SET TASK - Give the total number of lines with the word "Party" in them, and no other words.

(Excerpt from a dataset)
==========
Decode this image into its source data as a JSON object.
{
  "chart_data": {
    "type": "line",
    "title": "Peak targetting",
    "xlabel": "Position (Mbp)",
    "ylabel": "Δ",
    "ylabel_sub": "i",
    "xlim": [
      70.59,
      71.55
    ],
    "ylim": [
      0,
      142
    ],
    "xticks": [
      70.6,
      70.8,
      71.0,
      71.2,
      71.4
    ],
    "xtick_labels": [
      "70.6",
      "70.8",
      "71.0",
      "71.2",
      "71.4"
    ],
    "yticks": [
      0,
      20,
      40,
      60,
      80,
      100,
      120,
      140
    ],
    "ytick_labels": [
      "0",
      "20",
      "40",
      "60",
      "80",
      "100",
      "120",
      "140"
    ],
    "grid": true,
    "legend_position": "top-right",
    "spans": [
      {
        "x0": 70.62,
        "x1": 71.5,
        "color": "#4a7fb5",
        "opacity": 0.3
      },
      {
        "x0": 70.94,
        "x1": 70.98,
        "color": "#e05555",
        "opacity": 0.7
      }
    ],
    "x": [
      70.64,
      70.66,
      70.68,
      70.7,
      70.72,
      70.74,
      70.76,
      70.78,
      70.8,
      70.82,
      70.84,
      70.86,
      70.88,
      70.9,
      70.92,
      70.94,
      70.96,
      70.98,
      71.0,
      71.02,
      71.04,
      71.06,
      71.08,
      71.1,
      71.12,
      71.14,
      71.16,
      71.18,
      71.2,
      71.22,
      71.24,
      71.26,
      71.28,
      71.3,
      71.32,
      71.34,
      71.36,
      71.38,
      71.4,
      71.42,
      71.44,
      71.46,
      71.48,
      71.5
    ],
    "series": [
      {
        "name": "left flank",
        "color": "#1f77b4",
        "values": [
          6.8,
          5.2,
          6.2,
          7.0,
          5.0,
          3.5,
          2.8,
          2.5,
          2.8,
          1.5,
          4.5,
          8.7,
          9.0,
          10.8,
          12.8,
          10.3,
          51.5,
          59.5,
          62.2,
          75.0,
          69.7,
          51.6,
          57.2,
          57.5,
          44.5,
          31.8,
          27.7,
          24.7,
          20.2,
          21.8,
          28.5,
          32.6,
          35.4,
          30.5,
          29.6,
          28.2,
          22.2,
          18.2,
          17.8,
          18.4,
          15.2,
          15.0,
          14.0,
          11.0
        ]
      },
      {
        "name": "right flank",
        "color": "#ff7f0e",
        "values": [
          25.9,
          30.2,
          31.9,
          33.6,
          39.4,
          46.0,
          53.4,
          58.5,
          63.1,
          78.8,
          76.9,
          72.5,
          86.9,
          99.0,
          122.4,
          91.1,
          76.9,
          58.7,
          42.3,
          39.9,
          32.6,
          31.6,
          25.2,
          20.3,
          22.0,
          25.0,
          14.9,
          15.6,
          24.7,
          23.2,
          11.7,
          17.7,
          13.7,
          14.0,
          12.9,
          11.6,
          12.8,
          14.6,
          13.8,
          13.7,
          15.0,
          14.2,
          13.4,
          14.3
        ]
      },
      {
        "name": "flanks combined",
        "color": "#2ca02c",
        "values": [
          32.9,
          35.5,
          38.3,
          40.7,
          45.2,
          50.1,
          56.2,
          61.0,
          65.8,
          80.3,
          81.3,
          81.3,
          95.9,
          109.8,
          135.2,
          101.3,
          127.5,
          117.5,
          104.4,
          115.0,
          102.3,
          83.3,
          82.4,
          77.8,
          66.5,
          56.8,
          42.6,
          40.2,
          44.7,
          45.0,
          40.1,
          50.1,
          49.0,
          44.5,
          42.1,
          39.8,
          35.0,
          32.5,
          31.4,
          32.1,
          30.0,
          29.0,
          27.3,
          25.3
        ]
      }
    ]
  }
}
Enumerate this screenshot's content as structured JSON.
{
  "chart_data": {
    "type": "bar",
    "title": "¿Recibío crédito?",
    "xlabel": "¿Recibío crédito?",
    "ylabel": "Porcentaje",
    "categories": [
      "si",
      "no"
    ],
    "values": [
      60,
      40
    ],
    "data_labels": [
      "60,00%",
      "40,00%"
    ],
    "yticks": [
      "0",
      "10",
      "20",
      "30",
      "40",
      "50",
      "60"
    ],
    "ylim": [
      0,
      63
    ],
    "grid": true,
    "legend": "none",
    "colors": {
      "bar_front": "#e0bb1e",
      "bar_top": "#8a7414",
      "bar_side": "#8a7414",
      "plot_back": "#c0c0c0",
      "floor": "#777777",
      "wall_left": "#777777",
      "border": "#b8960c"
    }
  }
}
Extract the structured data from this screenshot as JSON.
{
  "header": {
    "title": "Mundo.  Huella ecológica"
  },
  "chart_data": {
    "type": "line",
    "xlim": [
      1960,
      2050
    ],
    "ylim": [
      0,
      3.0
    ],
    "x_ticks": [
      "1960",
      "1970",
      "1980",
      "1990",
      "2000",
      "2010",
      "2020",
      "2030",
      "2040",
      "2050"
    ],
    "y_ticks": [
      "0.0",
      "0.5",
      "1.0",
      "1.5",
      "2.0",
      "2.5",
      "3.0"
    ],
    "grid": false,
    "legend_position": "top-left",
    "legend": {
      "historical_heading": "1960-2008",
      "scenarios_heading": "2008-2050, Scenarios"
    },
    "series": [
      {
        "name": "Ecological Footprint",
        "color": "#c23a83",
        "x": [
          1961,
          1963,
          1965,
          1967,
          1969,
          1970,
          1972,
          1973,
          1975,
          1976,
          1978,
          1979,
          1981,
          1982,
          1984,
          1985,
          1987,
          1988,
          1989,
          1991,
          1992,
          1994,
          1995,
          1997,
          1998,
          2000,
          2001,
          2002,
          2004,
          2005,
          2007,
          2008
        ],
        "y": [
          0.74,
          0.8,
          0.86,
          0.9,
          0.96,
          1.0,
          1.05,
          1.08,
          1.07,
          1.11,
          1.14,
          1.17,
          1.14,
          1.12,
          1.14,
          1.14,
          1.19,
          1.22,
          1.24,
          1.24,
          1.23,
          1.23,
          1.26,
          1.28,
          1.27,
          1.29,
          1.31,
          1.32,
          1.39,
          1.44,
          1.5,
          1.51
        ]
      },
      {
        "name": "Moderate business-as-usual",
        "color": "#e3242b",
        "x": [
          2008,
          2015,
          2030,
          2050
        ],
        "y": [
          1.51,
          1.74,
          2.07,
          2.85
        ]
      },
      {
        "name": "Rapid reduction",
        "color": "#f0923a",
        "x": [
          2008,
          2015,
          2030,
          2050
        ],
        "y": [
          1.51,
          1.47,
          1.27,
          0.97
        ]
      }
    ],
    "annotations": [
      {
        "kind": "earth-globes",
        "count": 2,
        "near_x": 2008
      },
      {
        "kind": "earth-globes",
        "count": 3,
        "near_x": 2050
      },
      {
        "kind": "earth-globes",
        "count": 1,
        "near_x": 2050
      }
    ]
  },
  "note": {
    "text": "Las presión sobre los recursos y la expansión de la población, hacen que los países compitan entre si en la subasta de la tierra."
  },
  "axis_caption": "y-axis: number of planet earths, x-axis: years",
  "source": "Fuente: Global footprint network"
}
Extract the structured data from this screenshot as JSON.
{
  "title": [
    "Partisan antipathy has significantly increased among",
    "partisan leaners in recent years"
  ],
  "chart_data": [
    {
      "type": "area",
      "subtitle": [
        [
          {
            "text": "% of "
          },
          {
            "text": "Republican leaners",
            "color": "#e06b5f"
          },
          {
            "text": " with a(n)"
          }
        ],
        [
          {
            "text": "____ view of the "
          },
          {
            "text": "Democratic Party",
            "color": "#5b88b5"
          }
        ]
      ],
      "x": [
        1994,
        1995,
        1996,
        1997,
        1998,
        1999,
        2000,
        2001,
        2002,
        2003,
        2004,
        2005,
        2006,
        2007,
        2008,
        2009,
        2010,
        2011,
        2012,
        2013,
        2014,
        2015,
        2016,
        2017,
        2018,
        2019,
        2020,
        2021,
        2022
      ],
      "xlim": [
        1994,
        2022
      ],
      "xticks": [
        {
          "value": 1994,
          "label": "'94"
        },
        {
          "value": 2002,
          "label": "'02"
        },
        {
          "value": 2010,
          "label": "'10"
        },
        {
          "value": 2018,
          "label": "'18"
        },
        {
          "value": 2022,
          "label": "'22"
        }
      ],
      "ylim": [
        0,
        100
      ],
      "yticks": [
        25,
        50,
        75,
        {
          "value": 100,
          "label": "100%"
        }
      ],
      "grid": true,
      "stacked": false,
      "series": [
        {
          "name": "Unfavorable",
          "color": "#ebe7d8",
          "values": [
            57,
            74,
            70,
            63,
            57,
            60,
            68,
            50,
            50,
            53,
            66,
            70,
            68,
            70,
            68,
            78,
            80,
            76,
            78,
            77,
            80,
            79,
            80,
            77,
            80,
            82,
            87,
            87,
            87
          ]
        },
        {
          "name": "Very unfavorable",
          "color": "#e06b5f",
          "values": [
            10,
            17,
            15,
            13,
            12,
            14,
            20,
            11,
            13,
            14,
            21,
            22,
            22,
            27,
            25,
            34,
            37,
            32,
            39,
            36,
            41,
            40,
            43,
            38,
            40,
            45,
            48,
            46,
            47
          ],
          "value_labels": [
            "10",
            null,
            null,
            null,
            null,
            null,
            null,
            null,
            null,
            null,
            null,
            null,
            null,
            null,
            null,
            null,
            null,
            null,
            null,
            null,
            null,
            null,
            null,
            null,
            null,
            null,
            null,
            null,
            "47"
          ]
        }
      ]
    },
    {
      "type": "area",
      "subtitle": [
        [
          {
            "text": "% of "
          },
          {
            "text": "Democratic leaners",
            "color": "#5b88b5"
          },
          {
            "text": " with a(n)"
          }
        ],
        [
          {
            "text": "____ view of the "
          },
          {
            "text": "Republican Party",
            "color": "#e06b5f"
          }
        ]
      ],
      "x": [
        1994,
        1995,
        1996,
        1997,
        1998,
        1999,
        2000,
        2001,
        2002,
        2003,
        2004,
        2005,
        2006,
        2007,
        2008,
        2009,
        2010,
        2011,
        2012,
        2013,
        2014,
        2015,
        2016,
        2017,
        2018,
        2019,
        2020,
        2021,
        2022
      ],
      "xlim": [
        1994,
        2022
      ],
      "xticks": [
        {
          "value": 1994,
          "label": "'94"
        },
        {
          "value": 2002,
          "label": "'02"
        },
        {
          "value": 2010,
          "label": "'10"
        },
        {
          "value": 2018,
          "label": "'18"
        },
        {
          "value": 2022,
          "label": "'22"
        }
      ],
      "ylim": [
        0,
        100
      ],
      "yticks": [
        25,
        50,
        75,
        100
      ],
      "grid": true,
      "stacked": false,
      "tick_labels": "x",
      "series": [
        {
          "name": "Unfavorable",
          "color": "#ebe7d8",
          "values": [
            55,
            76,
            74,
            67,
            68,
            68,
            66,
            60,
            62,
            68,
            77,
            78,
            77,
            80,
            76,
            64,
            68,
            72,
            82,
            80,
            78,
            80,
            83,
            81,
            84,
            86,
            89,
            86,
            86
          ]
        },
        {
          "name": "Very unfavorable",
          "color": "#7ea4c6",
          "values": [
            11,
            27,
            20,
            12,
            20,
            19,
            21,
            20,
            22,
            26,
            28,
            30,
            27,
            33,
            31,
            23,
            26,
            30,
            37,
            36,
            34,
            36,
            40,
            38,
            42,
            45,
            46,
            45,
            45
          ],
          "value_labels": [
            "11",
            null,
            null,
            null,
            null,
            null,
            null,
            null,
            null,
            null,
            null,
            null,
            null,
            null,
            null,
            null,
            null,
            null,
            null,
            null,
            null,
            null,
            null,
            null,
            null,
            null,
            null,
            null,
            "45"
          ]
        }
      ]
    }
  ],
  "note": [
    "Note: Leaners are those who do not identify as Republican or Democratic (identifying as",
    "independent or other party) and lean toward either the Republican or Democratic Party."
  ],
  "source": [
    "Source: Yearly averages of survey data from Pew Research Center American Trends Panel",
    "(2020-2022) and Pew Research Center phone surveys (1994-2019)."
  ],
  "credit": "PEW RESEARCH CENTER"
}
==========
FINISHED ANSWER - 3